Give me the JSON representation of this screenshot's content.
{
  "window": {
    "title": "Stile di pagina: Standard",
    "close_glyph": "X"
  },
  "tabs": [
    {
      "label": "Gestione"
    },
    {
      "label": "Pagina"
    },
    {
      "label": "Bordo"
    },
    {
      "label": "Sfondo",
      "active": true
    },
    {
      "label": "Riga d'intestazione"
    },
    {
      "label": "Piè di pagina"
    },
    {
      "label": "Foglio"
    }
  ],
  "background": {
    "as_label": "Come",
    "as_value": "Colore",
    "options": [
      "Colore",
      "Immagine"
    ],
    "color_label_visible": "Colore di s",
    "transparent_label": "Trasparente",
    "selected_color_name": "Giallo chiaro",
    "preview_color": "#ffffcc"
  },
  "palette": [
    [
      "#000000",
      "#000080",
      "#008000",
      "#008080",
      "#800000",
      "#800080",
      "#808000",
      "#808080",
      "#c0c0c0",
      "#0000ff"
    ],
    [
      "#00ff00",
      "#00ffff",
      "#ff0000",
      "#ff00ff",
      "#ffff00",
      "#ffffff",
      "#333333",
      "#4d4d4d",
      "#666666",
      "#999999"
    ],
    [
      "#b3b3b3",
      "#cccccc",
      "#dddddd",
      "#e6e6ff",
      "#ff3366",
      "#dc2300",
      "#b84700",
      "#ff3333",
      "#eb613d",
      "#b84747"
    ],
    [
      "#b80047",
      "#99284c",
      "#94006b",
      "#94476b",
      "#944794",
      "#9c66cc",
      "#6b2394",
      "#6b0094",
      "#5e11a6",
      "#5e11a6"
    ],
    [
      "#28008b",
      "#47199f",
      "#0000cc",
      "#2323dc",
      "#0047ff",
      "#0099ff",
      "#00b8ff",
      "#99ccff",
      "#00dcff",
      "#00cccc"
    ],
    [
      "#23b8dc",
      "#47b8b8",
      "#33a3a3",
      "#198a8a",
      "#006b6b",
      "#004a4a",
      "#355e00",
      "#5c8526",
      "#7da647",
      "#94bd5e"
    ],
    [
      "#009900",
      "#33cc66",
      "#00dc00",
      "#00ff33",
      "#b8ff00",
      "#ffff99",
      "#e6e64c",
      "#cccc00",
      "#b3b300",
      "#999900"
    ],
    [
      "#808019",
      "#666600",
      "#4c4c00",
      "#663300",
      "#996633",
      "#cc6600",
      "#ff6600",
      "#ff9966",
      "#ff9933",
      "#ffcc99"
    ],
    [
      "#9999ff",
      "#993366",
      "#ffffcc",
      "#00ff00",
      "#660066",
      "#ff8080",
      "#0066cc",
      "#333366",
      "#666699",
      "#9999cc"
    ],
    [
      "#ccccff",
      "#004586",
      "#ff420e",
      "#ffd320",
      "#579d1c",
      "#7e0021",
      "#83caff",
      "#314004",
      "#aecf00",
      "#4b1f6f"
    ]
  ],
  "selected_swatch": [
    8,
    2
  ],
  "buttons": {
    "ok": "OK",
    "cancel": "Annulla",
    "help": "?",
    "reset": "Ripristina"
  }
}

§ WRITTEN INSTRUCTION
Extract every record. Keep wording exact.

§ PROBLEM SOLUTION
Give me the JSON representation of this screenshot's content.
{
  "window": {
    "title": "Stile di pagina: Standard",
    "close_glyph": "X"
  },
  "tabs": [
    {
      "label": "Gestione"
    },
    {
      "label": "Pagina"
    },
    {
      "label": "Bordo"
    },
    {
      "label": "Sfondo",
      "active": true
    },
    {
      "label": "Riga d'intestazione"
    },
    {
      "label": "Piè di pagina"
    },
    {
      "label": "Foglio"
    }
  ],
  "background": {
    "as_label": "Come",
    "as_value": "Colore",
    "options": [
      "Colore",
      "Immagine"
    ],
    "color_label_visible": "Colore di s",
    "transparent_label": "Trasparente",
    "selected_color_name": "Giallo chiaro",
    "preview_color": "#ffffcc"
  },
  "palette": [
    [
      "#000000",
      "#000080",
      "#008000",
      "#008080",
      "#800000",
      "#800080",
      "#808000",
      "#808080",
      "#c0c0c0",
      "#0000ff"
    ],
    [
      "#00ff00",
      "#00ffff",
      "#ff0000",
      "#ff00ff",
      "#ffff00",
      "#ffffff",
      "#333333",
      "#4d4d4d",
      "#666666",
      "#999999"
    ],
    [
      "#b3b3b3",
      "#cccccc",
      "#dddddd",
      "#e6e6ff",
      "#ff3366",
      "#dc2300",
      "#b84700",
      "#ff3333",
      "#eb613d",
      "#b84747"
    ],
    [
      "#b80047",
      "#99284c",
      "#94006b",
      "#94476b",
      "#944794",
      "#9c66cc",
      "#6b2394",
      "#6b0094",
      "#5e11a6",
      "#5e11a6"
    ],
    [
      "#28008b",
      "#47199f",
      "#0000cc",
      "#2323dc",
      "#0047ff",
      "#0099ff",
      "#00b8ff",
      "#99ccff",
      "#00dcff",
      "#00cccc"
    ],
    [
      "#23b8dc",
      "#47b8b8",
      "#33a3a3",
      "#198a8a",
      "#006b6b",
      "#004a4a",
      "#355e00",
      "#5c8526",
      "#7da647",
      "#94bd5e"
    ],
    [
      "#009900",
      "#33cc66",
      "#00dc00",
      "#00ff33",
      "#b8ff00",
      "#ffff99",
      "#e6e64c",
      "#cccc00",
      "#b3b300",
      "#999900"
    ],
    [
      "#808019",
      "#666600",
      "#4c4c00",
      "#663300",
      "#996633",
      "#cc6600",
      "#ff6600",
      "#ff9966",
      "#ff9933",
      "#ffcc99"
    ],
    [
      "#9999ff",
      "#993366",
      "#ffffcc",
      "#00ff00",
      "#660066",
      "#ff8080",
      "#0066cc",
      "#333366",
      "#666699",
      "#9999cc"
    ],
    [
      "#ccccff",
      "#004586",
      "#ff420e",
      "#ffd320",
      "#579d1c",
      "#7e0021",
      "#83caff",
      "#314004",
      "#aecf00",
      "#4b1f6f"
    ]
  ],
  "selected_swatch": [
    8,
    2
  ],
  "buttons": {
    "ok": "OK",
    "cancel": "Annulla",
    "help": "?",
    "reset": "Ripristina"
  }
}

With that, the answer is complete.